_JOB_: Search the data below for the string "will". Extract every line that contains it.

[Collected data entries]
....

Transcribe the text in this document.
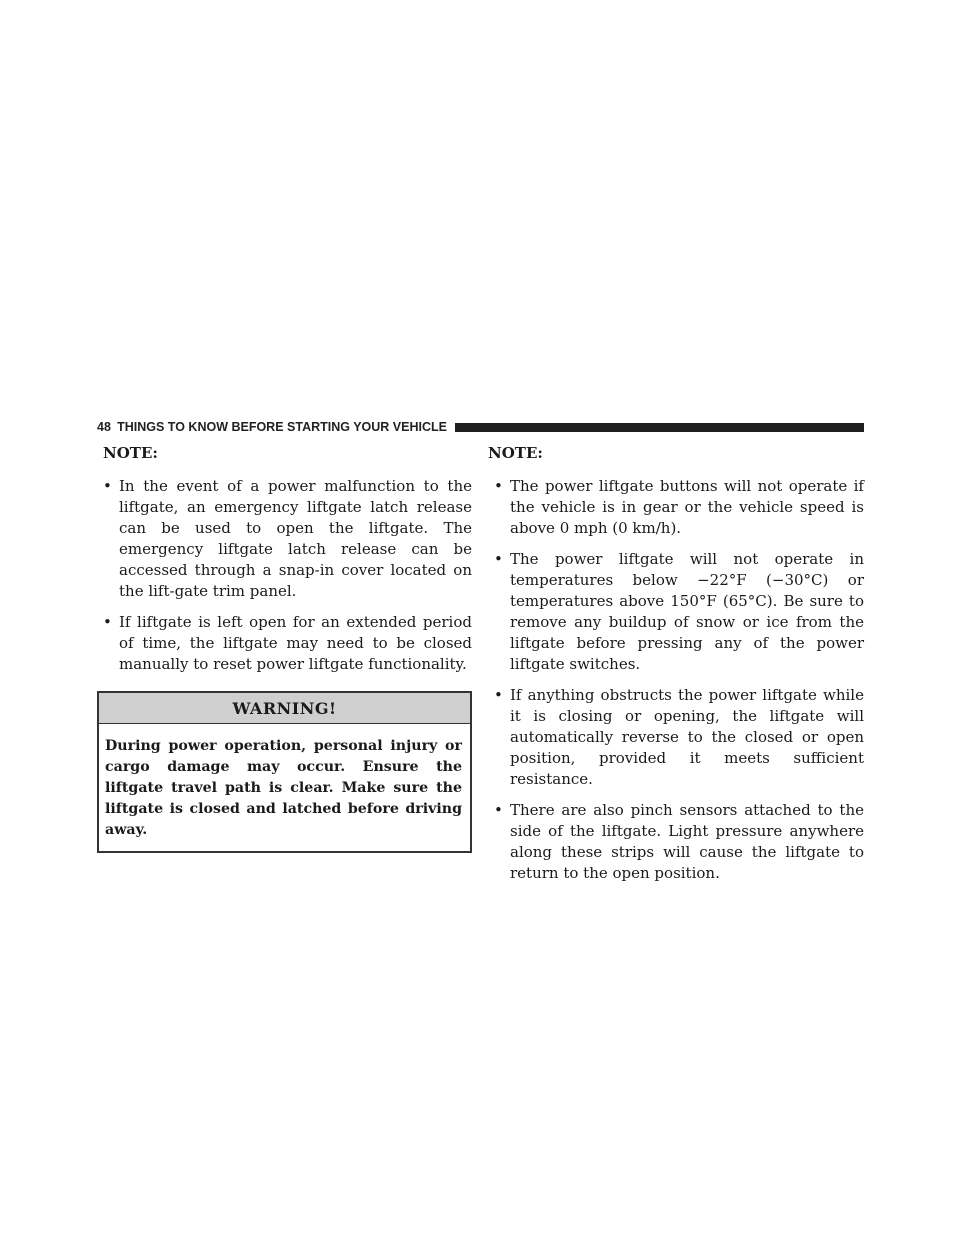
48 THINGS TO KNOW BEFORE STARTING YOUR VEHICLE
NOTE:
• In the event of a power malfunction to the liftgate, an emergency liftgate latch release can be used to open the liftgate. The emergency liftgate latch release can be accessed through a snap-in cover located on the lift-gate trim panel.
• If liftgate is left open for an extended period of time, the liftgate may need to be closed manually to reset power liftgate functionality.
WARNING!
During power operation, personal injury or cargo damage may occur. Ensure the liftgate travel path is clear. Make sure the liftgate is closed and latched before driving away.
NOTE:
• The power liftgate buttons will not operate if the vehicle is in gear or the vehicle speed is above 0 mph (0 km/h).
• The power liftgate will not operate in temperatures below −22°F (−30°C) or temperatures above 150°F (65°C). Be sure to remove any buildup of snow or ice from the liftgate before pressing any of the power liftgate switches.
• If anything obstructs the power liftgate while it is closing or opening, the liftgate will automatically reverse to the closed or open position, provided it meets sufficient resistance.
• There are also pinch sensors attached to the side of the liftgate. Light pressure anywhere along these strips will cause the liftgate to return to the open position.
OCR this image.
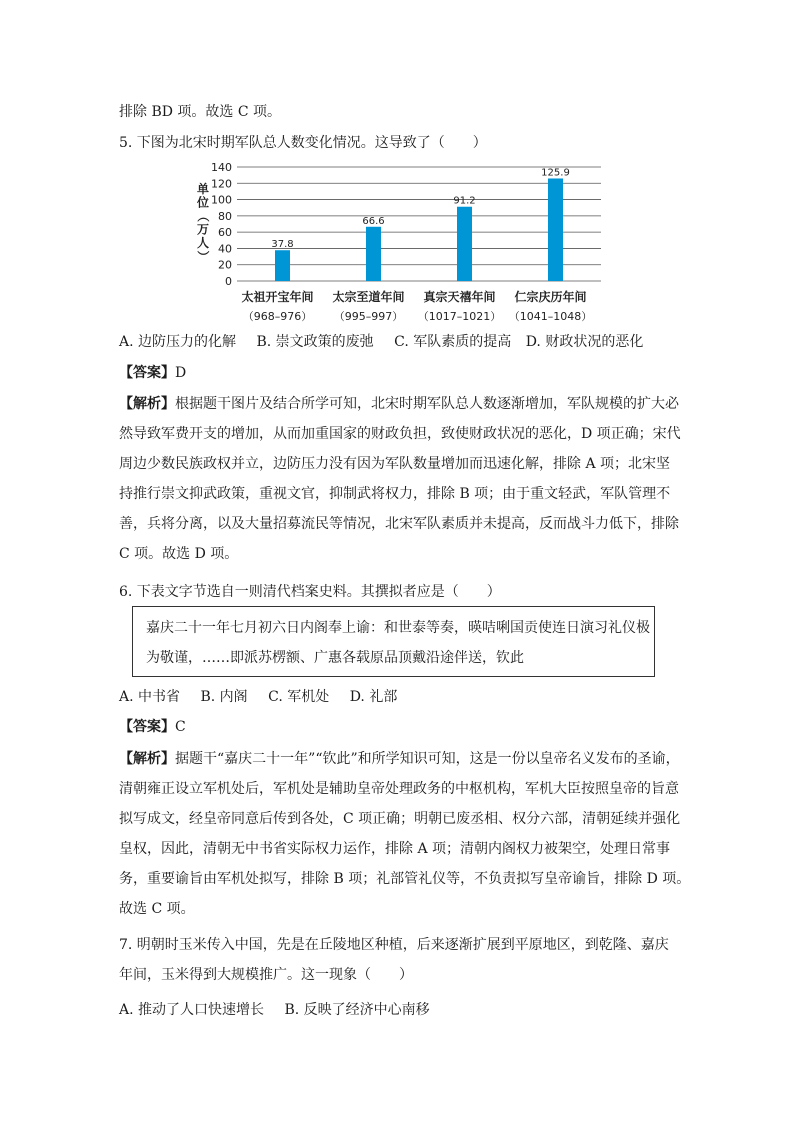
排除 BD 项。故选 C 项。
5. 下图为北宋时期军队总人数变化情况。这导致了（　　）
0
20
40
60
80
100
120
140
单
位
（
万
人
）
37.8
66.6
91.2
125.9
太祖开宝年间
（968–976）
太宗至道年间
（995–997）
真宗天禧年间
（1017–1021）
仁宗庆历年间
（1041–1048）
A. 边防压力的化解 B. 崇文政策的废弛 C. 军队素质的提高 D. 财政状况的恶化
【答案】D
【解析】根据题干图片及结合所学可知，北宋时期军队总人数逐渐增加，军队规模的扩大必
然导致军费开支的增加，从而加重国家的财政负担，致使财政状况的恶化，D 项正确；宋代
周边少数民族政权并立，边防压力没有因为军队数量增加而迅速化解，排除 A 项；北宋坚
持推行崇文抑武政策，重视文官，抑制武将权力，排除 B 项；由于重文轻武，军队管理不
善，兵将分离，以及大量招募流民等情况，北宋军队素质并未提高，反而战斗力低下，排除
C 项。故选 D 项。
6. 下表文字节选自一则清代档案史料。其撰拟者应是（　　）
嘉庆二十一年七月初六日内阁奉上谕：和世泰等奏，暎咭唎国贡使连日演习礼仪极
为敬谨，……即派苏楞额、广惠各载原品顶戴沿途伴送，钦此
A. 中书省 B. 内阁 C. 军机处 D. 礼部
【答案】C
【解析】据题干“嘉庆二十一年”“钦此”和所学知识可知，这是一份以皇帝名义发布的圣谕，
清朝雍正设立军机处后，军机处是辅助皇帝处理政务的中枢机构，军机大臣按照皇帝的旨意
拟写成文，经皇帝同意后传到各处，C 项正确；明朝已废丞相、权分六部，清朝延续并强化
皇权，因此，清朝无中书省实际权力运作，排除 A 项；清朝内阁权力被架空，处理日常事
务，重要谕旨由军机处拟写，排除 B 项；礼部管礼仪等，不负责拟写皇帝谕旨，排除 D 项。
故选 C 项。
7. 明朝时玉米传入中国，先是在丘陵地区种植，后来逐渐扩展到平原地区，到乾隆、嘉庆
年间，玉米得到大规模推广。这一现象（　　）
A. 推动了人口快速增长 B. 反映了经济中心南移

....

_OUTPUT_:
• The power liftgate buttons will not operate if the vehicle is in gear or the vehicle speed is above 0 mph (0 km/h).
• The power liftgate will not operate in temperatures below −22°F (−30°C) or temperatures above 150°F (65°C). Be sure to remove any buildup of snow or ice from the liftgate before pressing any of the power liftgate switches.
• If anything obstructs the power liftgate while it is closing or opening, the liftgate will automatically reverse to the closed or open position, provided it meets sufficient resistance.
• There are also pinch sensors attached to the side of the liftgate. Light pressure anywhere along these strips will cause the liftgate to return to the open position.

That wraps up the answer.